* Start *

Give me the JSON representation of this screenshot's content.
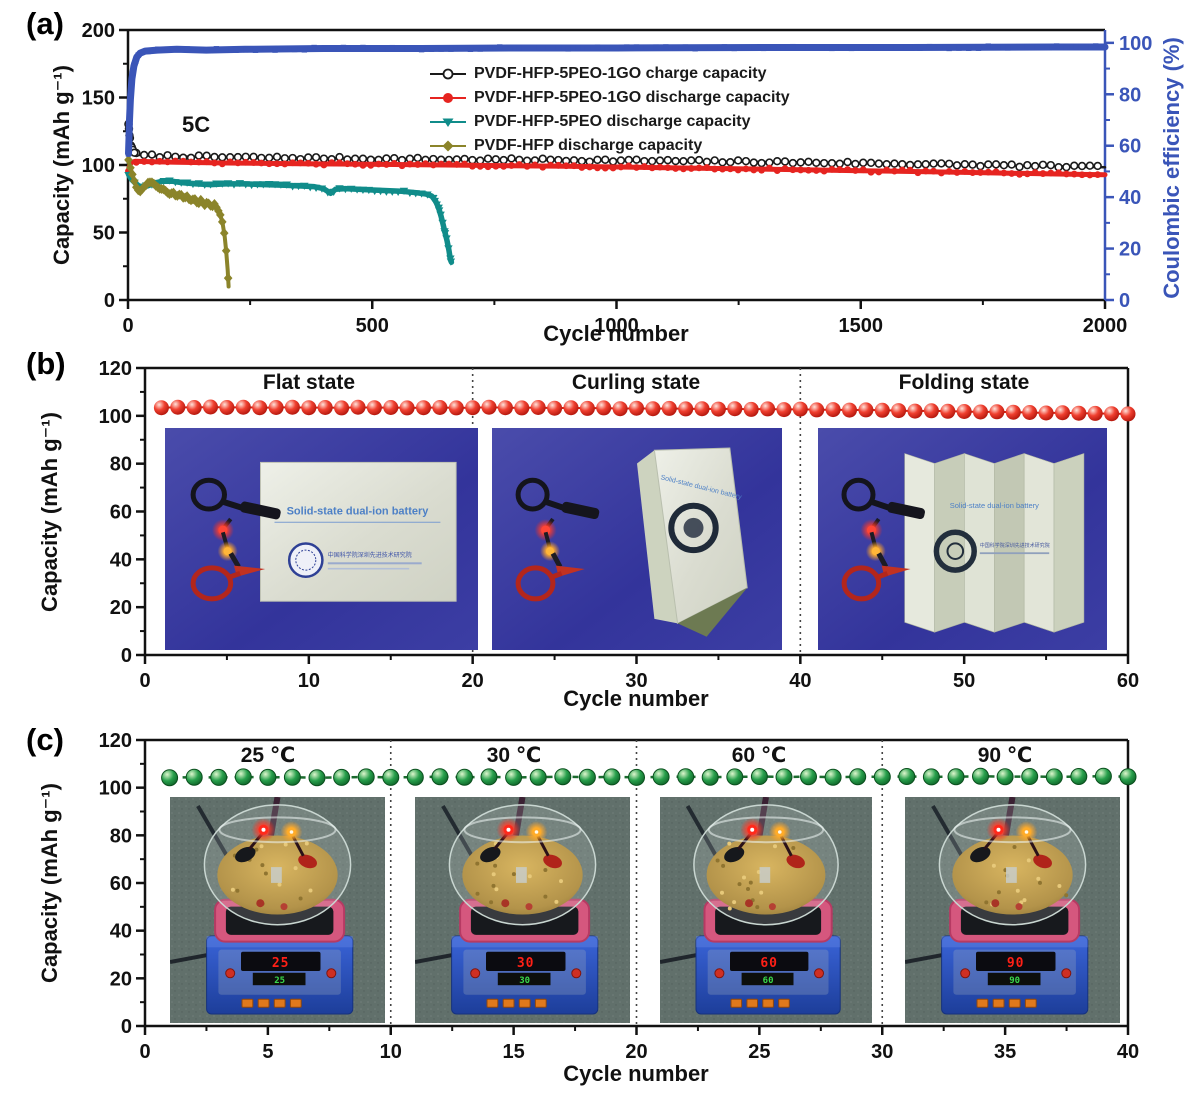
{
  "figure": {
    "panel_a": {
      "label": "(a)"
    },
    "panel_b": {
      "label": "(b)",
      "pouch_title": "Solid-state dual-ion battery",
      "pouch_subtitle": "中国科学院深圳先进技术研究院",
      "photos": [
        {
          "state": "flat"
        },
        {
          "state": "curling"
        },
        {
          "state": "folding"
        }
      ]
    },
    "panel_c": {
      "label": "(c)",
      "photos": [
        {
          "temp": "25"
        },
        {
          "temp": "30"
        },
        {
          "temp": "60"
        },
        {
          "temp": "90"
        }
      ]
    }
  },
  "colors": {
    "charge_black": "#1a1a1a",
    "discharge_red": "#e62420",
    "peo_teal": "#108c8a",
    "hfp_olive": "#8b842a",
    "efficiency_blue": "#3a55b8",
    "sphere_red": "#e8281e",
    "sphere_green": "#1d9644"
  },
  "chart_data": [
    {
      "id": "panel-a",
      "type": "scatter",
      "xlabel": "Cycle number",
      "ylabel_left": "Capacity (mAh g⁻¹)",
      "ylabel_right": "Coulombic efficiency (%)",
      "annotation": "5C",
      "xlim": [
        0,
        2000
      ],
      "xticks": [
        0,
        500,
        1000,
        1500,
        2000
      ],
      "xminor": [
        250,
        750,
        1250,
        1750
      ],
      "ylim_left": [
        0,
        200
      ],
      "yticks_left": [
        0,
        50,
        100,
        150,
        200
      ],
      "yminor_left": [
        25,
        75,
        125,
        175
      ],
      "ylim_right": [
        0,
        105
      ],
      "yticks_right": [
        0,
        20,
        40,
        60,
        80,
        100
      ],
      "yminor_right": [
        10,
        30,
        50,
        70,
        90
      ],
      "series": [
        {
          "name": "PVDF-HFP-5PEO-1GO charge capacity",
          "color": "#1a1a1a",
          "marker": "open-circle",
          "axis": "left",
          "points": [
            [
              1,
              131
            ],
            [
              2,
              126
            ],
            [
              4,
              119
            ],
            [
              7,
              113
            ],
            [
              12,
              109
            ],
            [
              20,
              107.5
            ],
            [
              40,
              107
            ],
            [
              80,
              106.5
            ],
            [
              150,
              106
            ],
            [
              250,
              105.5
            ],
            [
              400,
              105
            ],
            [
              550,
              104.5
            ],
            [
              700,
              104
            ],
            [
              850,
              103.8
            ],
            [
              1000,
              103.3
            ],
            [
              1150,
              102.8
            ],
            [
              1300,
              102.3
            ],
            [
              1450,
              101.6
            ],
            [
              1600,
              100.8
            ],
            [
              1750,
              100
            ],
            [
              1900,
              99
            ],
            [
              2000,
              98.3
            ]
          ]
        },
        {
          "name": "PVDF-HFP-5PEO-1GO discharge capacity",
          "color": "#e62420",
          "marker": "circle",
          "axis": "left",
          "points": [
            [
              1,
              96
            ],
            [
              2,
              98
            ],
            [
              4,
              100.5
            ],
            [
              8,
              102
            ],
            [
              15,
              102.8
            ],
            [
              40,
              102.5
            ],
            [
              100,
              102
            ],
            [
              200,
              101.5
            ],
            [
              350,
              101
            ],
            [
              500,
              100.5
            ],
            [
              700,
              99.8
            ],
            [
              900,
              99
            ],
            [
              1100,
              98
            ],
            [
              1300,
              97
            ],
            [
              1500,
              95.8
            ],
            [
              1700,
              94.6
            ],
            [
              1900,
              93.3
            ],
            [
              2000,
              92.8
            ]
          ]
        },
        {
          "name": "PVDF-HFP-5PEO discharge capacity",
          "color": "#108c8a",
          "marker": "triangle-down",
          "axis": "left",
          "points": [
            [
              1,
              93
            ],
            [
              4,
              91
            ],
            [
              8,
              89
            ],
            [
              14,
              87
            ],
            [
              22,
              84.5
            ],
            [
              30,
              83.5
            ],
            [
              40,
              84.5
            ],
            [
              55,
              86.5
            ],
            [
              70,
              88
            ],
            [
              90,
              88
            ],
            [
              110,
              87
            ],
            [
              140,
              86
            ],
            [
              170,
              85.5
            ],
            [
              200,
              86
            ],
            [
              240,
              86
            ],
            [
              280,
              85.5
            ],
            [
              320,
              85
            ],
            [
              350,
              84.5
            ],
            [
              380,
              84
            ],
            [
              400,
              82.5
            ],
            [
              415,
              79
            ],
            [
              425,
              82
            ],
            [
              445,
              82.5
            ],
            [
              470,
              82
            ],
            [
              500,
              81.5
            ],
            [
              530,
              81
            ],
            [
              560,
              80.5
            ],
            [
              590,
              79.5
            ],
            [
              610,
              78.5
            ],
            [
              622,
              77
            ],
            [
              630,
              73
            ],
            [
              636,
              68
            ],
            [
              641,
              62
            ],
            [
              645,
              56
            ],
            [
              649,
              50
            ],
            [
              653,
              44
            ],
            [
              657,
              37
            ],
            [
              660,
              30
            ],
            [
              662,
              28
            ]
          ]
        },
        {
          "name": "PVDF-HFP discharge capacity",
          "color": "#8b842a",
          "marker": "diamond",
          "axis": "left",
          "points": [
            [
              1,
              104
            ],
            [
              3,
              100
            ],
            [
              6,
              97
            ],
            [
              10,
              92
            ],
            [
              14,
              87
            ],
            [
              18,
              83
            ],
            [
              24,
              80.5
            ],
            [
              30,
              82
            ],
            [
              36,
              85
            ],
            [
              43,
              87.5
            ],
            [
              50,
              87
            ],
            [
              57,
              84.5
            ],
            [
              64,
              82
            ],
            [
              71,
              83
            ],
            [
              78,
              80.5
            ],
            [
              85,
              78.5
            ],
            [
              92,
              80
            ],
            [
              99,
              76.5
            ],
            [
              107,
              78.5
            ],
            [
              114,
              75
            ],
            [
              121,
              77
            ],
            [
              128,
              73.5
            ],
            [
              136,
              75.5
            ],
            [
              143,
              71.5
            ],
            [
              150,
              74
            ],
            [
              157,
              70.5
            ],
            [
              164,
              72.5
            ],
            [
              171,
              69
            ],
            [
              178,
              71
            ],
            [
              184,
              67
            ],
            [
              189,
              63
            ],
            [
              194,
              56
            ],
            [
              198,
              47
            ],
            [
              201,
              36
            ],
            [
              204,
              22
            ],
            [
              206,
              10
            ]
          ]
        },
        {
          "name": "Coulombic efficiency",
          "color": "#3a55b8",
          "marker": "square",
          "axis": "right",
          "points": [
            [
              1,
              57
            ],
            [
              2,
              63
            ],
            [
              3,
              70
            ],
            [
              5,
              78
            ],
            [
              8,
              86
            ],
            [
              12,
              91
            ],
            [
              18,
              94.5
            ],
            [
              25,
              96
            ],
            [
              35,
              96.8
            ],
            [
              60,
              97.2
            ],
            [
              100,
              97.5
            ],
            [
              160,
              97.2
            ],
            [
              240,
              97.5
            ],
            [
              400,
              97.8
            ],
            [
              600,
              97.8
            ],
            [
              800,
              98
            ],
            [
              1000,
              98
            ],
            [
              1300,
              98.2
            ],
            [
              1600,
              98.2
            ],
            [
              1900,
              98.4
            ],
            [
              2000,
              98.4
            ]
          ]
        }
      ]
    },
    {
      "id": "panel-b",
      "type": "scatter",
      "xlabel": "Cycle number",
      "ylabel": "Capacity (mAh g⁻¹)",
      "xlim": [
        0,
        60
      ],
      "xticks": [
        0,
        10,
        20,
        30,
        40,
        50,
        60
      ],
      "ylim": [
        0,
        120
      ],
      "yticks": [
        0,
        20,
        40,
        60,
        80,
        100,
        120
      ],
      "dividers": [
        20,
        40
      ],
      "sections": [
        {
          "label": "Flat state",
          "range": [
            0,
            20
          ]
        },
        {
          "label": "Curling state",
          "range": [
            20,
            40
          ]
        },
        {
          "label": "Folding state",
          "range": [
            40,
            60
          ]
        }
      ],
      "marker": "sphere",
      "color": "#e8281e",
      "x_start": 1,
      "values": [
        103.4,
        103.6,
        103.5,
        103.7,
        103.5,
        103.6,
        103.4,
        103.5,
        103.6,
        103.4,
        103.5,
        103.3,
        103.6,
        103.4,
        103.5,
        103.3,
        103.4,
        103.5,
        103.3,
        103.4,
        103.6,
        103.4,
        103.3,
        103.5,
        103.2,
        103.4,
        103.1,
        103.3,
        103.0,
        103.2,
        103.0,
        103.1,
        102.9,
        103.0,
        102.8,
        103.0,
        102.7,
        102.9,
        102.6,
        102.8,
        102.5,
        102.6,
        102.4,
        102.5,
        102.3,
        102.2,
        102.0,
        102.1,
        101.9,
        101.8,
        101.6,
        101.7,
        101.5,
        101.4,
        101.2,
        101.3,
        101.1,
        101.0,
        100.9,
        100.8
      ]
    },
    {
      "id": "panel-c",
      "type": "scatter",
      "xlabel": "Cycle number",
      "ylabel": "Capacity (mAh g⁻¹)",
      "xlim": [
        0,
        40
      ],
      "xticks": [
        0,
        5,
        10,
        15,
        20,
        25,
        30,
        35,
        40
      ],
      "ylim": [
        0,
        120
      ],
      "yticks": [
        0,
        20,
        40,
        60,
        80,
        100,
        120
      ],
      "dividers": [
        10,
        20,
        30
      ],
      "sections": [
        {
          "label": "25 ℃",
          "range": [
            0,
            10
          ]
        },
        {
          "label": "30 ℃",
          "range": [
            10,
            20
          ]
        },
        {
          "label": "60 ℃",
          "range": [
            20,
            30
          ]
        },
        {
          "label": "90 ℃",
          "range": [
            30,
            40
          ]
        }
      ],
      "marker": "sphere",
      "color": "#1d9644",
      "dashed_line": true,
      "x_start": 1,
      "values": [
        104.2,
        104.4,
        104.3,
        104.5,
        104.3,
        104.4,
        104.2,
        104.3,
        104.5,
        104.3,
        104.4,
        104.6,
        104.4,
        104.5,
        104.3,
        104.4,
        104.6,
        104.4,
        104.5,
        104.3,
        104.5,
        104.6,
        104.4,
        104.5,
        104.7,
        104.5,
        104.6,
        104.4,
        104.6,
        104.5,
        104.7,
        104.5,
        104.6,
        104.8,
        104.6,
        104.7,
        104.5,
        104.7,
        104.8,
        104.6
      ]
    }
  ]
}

* End *

▸ **Problem details**:
Locate the word "Coulombic" in the records above, and return each line that has it.

▸ **Result below**:
      "ylabel_right": "Coulombic efficiency (%)",
          "name": "Coulombic efficiency",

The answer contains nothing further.